_Written request_.
Return, unchanged, every row from the first one through the row containing "x-tick-label-bottom: 3500 [89,483,112,494]", with both ends included.

####################

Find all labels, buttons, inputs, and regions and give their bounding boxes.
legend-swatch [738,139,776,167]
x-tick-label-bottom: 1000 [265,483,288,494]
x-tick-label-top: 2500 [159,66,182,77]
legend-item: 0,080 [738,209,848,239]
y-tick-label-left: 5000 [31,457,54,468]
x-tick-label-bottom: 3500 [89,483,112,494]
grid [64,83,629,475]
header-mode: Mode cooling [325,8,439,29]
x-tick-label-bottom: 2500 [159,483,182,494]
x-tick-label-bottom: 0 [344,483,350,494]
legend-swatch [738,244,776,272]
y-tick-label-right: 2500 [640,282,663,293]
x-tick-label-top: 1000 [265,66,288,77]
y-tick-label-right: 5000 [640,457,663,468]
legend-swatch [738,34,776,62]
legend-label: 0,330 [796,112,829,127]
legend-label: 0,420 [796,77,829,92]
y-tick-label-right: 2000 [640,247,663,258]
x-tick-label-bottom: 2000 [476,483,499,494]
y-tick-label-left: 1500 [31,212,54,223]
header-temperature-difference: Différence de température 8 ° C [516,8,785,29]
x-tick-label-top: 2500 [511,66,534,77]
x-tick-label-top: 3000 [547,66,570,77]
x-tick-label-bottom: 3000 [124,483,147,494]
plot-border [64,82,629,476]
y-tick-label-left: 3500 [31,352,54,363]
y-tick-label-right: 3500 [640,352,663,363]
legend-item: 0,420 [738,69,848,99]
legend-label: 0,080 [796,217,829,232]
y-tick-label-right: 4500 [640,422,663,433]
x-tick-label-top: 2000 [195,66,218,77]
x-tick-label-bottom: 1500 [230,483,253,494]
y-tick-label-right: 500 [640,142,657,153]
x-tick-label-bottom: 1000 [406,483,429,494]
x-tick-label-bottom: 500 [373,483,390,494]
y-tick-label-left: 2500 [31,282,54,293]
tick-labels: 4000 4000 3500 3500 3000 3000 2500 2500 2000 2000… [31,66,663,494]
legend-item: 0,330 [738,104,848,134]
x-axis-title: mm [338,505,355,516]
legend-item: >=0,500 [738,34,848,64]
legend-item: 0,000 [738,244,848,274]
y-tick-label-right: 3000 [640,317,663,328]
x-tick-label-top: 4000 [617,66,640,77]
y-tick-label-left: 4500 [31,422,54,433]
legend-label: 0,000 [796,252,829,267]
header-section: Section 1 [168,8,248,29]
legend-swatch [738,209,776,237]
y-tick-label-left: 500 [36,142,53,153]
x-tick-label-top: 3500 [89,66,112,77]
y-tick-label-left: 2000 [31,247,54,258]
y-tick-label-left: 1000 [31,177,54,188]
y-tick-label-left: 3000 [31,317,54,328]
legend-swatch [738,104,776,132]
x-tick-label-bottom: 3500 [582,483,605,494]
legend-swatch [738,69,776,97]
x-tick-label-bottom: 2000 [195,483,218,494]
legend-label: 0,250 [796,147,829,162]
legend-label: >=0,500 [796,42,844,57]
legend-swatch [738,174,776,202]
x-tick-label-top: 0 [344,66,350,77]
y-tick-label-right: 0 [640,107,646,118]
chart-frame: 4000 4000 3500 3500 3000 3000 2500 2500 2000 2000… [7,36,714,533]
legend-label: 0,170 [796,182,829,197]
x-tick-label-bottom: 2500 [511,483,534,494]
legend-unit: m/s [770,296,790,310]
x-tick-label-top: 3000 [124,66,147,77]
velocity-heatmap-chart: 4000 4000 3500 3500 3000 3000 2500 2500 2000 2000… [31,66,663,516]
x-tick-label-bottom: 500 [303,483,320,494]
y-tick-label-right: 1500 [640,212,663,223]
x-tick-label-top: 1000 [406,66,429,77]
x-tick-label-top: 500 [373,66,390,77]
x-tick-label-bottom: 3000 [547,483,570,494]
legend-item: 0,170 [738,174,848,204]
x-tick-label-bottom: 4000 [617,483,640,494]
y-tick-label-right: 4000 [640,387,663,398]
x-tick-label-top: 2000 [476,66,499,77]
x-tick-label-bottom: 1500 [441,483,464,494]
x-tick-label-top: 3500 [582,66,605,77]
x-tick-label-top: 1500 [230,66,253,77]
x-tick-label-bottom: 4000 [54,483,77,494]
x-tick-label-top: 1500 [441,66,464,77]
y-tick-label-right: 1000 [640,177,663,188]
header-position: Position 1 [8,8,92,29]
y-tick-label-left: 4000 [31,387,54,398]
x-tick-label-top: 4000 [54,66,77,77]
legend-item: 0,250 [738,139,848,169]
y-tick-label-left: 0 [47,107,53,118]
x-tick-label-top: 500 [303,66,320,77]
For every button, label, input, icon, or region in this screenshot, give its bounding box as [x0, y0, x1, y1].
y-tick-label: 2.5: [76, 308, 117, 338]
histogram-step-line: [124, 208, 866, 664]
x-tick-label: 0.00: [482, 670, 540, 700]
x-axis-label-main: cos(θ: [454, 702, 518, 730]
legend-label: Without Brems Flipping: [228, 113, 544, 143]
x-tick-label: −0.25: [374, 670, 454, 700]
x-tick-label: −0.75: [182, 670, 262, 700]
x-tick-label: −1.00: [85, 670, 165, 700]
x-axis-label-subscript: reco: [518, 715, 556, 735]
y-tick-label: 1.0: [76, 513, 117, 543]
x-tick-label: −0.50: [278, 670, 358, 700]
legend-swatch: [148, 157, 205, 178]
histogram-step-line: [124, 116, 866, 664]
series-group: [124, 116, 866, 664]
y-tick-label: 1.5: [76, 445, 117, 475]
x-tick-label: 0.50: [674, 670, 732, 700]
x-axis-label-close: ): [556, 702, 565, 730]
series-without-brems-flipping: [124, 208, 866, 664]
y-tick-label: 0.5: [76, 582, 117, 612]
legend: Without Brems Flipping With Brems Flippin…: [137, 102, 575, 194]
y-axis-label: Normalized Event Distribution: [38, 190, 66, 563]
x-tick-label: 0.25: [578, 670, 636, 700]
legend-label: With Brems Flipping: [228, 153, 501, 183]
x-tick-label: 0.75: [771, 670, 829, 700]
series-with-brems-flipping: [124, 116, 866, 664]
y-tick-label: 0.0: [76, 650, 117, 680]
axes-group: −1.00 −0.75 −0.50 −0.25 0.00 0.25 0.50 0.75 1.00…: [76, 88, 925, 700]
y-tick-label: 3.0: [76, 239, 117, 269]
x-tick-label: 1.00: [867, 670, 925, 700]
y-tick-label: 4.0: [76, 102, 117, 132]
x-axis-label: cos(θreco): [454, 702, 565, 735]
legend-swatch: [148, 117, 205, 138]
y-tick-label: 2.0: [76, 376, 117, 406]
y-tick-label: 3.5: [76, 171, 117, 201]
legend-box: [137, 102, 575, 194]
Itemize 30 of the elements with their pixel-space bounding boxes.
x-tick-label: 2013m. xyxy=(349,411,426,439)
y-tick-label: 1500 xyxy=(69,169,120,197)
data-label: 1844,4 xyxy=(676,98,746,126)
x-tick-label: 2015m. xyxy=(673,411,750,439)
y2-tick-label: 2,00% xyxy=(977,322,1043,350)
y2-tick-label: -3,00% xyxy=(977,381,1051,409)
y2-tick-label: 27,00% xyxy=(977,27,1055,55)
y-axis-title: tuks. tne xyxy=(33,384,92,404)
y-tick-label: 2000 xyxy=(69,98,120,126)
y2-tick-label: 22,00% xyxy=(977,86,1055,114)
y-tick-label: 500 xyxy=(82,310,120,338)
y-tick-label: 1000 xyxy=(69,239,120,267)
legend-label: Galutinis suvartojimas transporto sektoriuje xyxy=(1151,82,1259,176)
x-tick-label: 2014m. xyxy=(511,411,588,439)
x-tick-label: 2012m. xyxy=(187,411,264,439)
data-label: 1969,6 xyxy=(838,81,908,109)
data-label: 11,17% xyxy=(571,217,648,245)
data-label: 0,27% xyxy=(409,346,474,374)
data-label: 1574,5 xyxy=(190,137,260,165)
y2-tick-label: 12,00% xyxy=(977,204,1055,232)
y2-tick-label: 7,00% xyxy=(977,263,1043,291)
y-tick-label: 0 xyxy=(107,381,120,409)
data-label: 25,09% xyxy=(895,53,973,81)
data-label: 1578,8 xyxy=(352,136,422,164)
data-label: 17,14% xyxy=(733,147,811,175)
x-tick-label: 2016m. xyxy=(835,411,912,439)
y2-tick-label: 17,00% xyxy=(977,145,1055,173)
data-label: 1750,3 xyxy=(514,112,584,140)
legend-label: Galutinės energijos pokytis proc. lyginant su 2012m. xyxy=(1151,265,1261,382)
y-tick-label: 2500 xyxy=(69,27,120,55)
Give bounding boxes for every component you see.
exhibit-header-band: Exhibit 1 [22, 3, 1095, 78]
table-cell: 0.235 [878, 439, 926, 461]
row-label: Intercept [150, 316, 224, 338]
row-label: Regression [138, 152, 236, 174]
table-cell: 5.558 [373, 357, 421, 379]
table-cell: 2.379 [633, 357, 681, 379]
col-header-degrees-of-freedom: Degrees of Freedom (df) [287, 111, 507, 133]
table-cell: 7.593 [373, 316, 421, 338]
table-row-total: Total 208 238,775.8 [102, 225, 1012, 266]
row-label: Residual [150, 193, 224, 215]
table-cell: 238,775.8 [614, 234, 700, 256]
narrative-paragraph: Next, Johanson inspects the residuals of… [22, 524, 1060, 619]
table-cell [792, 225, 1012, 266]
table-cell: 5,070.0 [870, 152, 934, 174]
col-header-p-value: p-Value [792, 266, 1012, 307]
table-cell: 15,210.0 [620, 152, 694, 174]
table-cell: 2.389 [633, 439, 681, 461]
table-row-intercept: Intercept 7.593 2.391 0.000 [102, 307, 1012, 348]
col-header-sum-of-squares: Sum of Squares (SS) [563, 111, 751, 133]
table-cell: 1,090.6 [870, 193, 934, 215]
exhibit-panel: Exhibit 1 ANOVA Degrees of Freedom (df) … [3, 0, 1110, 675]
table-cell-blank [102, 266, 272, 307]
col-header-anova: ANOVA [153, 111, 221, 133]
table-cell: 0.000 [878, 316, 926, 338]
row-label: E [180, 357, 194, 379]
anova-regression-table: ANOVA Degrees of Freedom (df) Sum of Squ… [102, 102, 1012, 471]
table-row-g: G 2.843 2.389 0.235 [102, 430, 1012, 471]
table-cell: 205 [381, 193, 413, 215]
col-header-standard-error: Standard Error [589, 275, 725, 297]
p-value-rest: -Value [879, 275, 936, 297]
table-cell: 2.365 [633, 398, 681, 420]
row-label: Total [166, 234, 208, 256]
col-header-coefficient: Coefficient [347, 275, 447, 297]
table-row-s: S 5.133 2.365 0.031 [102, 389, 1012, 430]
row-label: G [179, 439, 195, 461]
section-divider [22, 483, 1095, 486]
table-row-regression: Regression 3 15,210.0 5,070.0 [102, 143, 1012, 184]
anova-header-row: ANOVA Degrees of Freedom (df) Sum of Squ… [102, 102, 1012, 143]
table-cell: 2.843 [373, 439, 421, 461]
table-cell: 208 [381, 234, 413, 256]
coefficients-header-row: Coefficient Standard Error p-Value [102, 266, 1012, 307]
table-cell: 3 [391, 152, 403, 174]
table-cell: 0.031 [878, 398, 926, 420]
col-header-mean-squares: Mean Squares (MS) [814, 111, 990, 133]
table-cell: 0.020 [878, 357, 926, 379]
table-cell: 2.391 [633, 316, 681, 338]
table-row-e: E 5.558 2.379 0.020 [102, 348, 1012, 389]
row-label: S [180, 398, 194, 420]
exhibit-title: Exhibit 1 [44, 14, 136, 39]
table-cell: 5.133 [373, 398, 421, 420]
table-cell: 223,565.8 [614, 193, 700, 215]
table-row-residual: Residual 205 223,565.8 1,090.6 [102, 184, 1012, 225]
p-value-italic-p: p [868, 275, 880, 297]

####################

_Result for this exercise_.
Find all labels, buttons, inputs, and regions and give their bounding boxes.
legend-swatch [738,139,776,167]
x-tick-label-bottom: 1000 [265,483,288,494]
x-tick-label-top: 2500 [159,66,182,77]
legend-item: 0,080 [738,209,848,239]
y-tick-label-left: 5000 [31,457,54,468]
x-tick-label-bottom: 3500 [89,483,112,494]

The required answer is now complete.